### Written task:
Extract and list every line that contains the word "Российской".

### Entries:
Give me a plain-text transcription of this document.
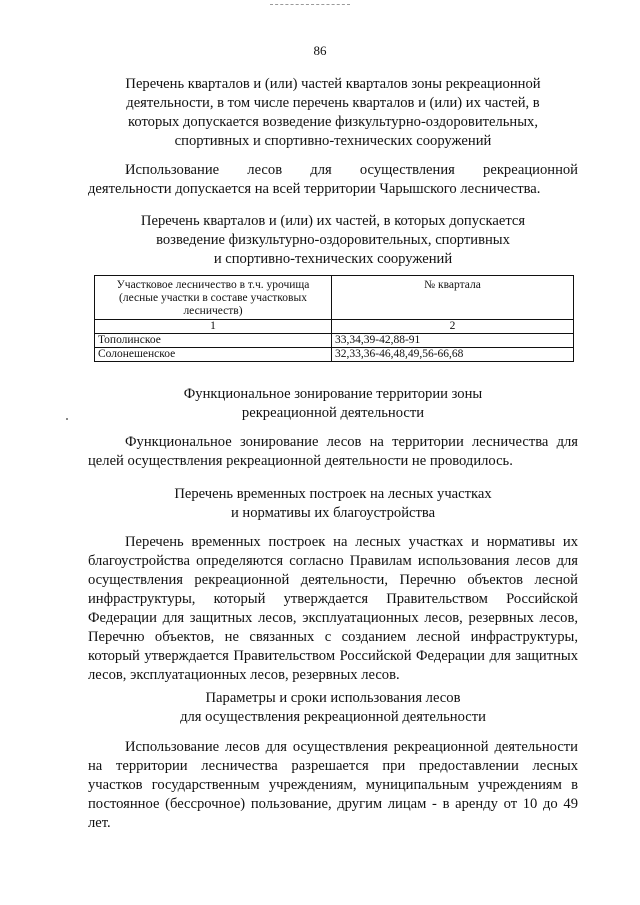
86
Перечень кварталов и (или) частей кварталов зоны рекреационной
деятельности, в том числе перечень кварталов и (или) их частей, в
которых допускается возведение физкультурно-оздоровительных,
спортивных и спортивно-технических сооружений
Использование лесов для осуществления рекреационной
деятельности допускается на всей территории Чарышского лесничества.
Перечень кварталов и (или) их частей, в которых допускается
возведение физкультурно-оздоровительных, спортивных
и спортивно-технических сооружений
Участковое лесничество в т.ч. урочища (лесные участки в составе участковых лесничеств)	№ квартала
1	2
Тополинское	33,34,39-42,88-91
Солонешенское	32,33,36-46,48,49,56-66,68
Функциональное зонирование территории зоны
рекреационной деятельности
Функциональное зонирование лесов на территории лесничества для
целей осуществления рекреационной деятельности не проводилось.
Перечень временных построек на лесных участках
и нормативы их благоустройства
Перечень временных построек на лесных участках и нормативы их
благоустройства определяются согласно Правилам использования лесов для
осуществления рекреационной деятельности, Перечню объектов лесной
инфраструктуры, который утверждается Правительством Российской
Федерации для защитных лесов, эксплуатационных лесов, резервных лесов,
Перечню объектов, не связанных с созданием лесной инфраструктуры,
который утверждается Правительством Российской Федерации для защитных
лесов, эксплуатационных лесов, резервных лесов.
Параметры и сроки использования лесов
для осуществления рекреационной деятельности
Использование лесов для осуществления рекреационной деятельности
на территории лесничества разрешается при предоставлении лесных
участков государственным учреждениям, муниципальным учреждениям в
постоянное (бессрочное) пользование, другим лицам - в аренду от 10 до 49
лет.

### Reply:
инфраструктуры, который утверждается Правительством Российской
который утверждается Правительством Российской Федерации для защитных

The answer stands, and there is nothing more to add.